▶ _Aim of the exercise_
Write out the data again exactly, skipping every picture.

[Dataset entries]
^^^^^^^^^^^^^^^^

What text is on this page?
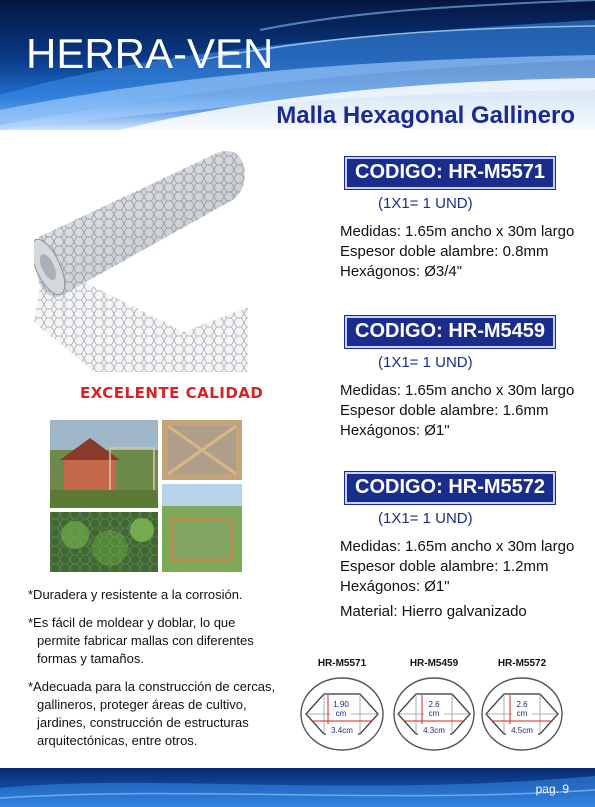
HERRA-VEN
Malla Hexagonal Gallinero
EXCELENTE CALIDAD
*Duradera y resistente a la corrosión.
*Es fácil de moldear y doblar, lo que
permite fabricar mallas con diferentes
formas y tamaños.
*Adecuada para la construcción de cercas,
gallineros, proteger áreas de cultivo,
jardines, construcción de estructuras
arquitectónicas, entre otros.
CODIGO: HR-M5571
(1X1= 1 UND)
Medidas: 1.65m ancho x 30m largo
Espesor doble alambre: 0.8mm
Hexágonos: Ø3/4"
CODIGO: HR-M5459
(1X1= 1 UND)
Medidas: 1.65m ancho x 30m largo
Espesor doble alambre: 1.6mm
Hexágonos: Ø1"
CODIGO: HR-M5572
(1X1= 1 UND)
Medidas: 1.65m ancho x 30m largo
Espesor doble alambre: 1.2mm
Hexágonos: Ø1"
Material: Hierro galvanizado
HR-M5571
1.90
cm
3.4cm
HR-M5459
2.6
cm
4.3cm
HR-M5572
2.6
cm
4.5cm
pag. 9
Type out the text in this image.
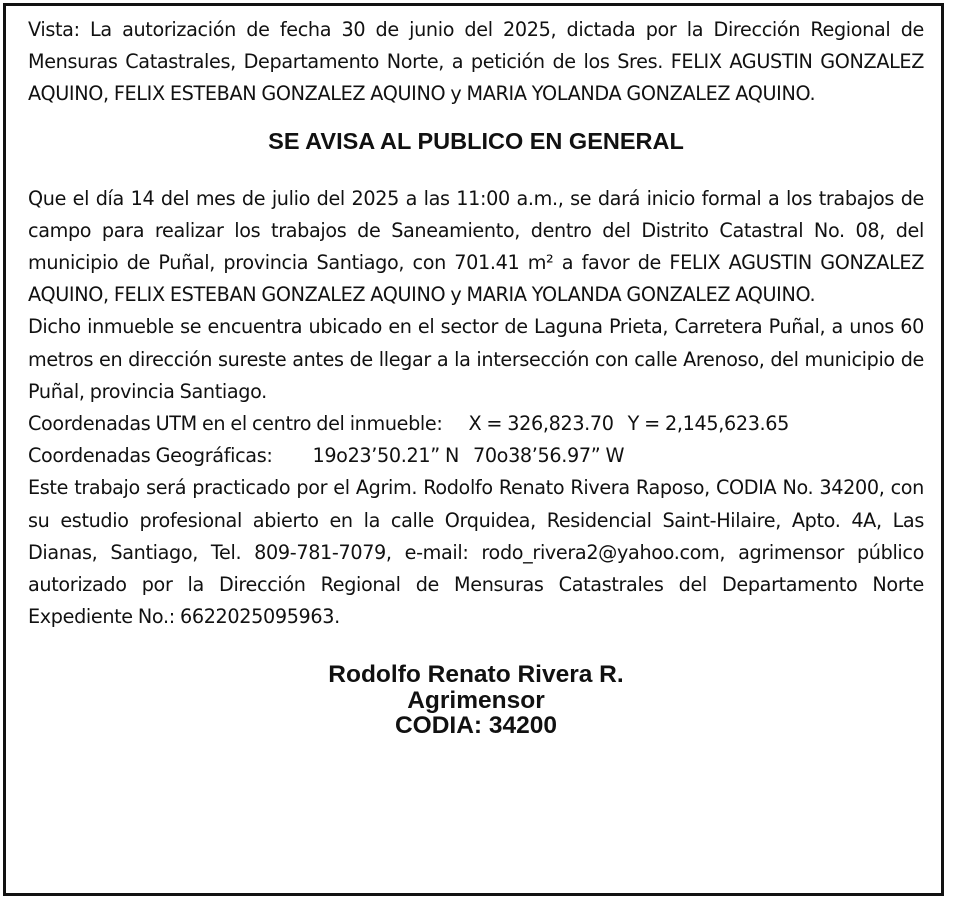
Vista: La autorización de fecha 30 de junio del 2025, dictada por la Dirección Regional de Mensuras Catastrales, Departamento Norte, a petición de los Sres. FELIX AGUSTIN GONZALEZ AQUINO, FELIX ESTEBAN GONZALEZ AQUINO y MARIA YOLANDA GONZALEZ AQUINO.

SE AVISA AL PUBLICO EN GENERAL

Que el día 14 del mes de julio del 2025 a las 11:00 a.m., se dará inicio formal a los trabajos de campo para realizar los trabajos de Saneamiento, dentro del Distrito Catastral No. 08, del municipio de Puñal, provincia Santiago, con 701.41 m² a favor de FELIX AGUSTIN GONZALEZ AQUINO, FELIX ESTEBAN GONZALEZ AQUINO y MARIA YOLANDA GONZALEZ AQUINO.

Dicho inmueble se encuentra ubicado en el sector de Laguna Prieta, Carretera Puñal, a unos 60 metros en dirección sureste antes de llegar a la intersección con calle Arenoso, del municipio de Puñal, provincia Santiago.

Coordenadas UTM en el centro del inmueble: X = 326,823.70 Y = 2,145,623.65

Coordenadas Geográficas: 19o23’50.21” N 70o38’56.97” W

Este trabajo será practicado por el Agrim. Rodolfo Renato Rivera Raposo, CODIA No. 34200, con su estudio profesional abierto en la calle Orquidea, Residencial Saint-Hilaire, Apto. 4A, Las Dianas, Santiago, Tel. 809-781-7079, e-mail: rodo_rivera2@yahoo.com, agrimensor público autorizado por la Dirección Regional de Mensuras Catastrales del Departamento Norte Expediente No.: 6622025095963.

Rodolfo Renato Rivera R.
Agrimensor
CODIA: 34200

^^^^^^^^^^^^^^^^

▶ _The response_
What text is on this page?
HERRA-VEN
Malla Hexagonal Gallinero
EXCELENTE CALIDAD
*Duradera y resistente a la corrosión.
*Es fácil de moldear y doblar, lo que
permite fabricar mallas con diferentes
formas y tamaños.
*Adecuada para la construcción de cercas,
gallineros, proteger áreas de cultivo,
jardines, construcción de estructuras
arquitectónicas, entre otros.
CODIGO: HR-M5571
(1X1= 1 UND)
Medidas: 1.65m ancho x 30m largo
Espesor doble alambre: 0.8mm
Hexágonos: Ø3/4"
CODIGO: HR-M5459
(1X1= 1 UND)
Medidas: 1.65m ancho x 30m largo
Espesor doble alambre: 1.6mm
Hexágonos: Ø1"
CODIGO: HR-M5572
(1X1= 1 UND)
Medidas: 1.65m ancho x 30m largo
Espesor doble alambre: 1.2mm
Hexágonos: Ø1"
Material: Hierro galvanizado
HR-M5571
1.90
cm
3.4cm
HR-M5459
2.6
cm
4.3cm
HR-M5572
2.6
cm
4.5cm
pag. 9
Type out the text in this image.
Vista: La autorización de fecha 30 de junio del 2025, dictada por la Dirección Regional de Mensuras Catastrales, Departamento Norte, a petición de los Sres. FELIX AGUSTIN GONZALEZ AQUINO, FELIX ESTEBAN GONZALEZ AQUINO y MARIA YOLANDA GONZALEZ AQUINO.

SE AVISA AL PUBLICO EN GENERAL

Que el día 14 del mes de julio del 2025 a las 11:00 a.m., se dará inicio formal a los trabajos de campo para realizar los trabajos de Saneamiento, dentro del Distrito Catastral No. 08, del municipio de Puñal, provincia Santiago, con 701.41 m² a favor de FELIX AGUSTIN GONZALEZ AQUINO, FELIX ESTEBAN GONZALEZ AQUINO y MARIA YOLANDA GONZALEZ AQUINO.

Dicho inmueble se encuentra ubicado en el sector de Laguna Prieta, Carretera Puñal, a unos 60 metros en dirección sureste antes de llegar a la intersección con calle Arenoso, del municipio de Puñal, provincia Santiago.

Coordenadas UTM en el centro del inmueble: X = 326,823.70 Y = 2,145,623.65

Coordenadas Geográficas: 19o23’50.21” N 70o38’56.97” W

Este trabajo será practicado por el Agrim. Rodolfo Renato Rivera Raposo, CODIA No. 34200, con su estudio profesional abierto en la calle Orquidea, Residencial Saint-Hilaire, Apto. 4A, Las Dianas, Santiago, Tel. 809-781-7079, e-mail: rodo_rivera2@yahoo.com, agrimensor público autorizado por la Dirección Regional de Mensuras Catastrales del Departamento Norte Expediente No.: 6622025095963.

Rodolfo Renato Rivera R.
Agrimensor
CODIA: 34200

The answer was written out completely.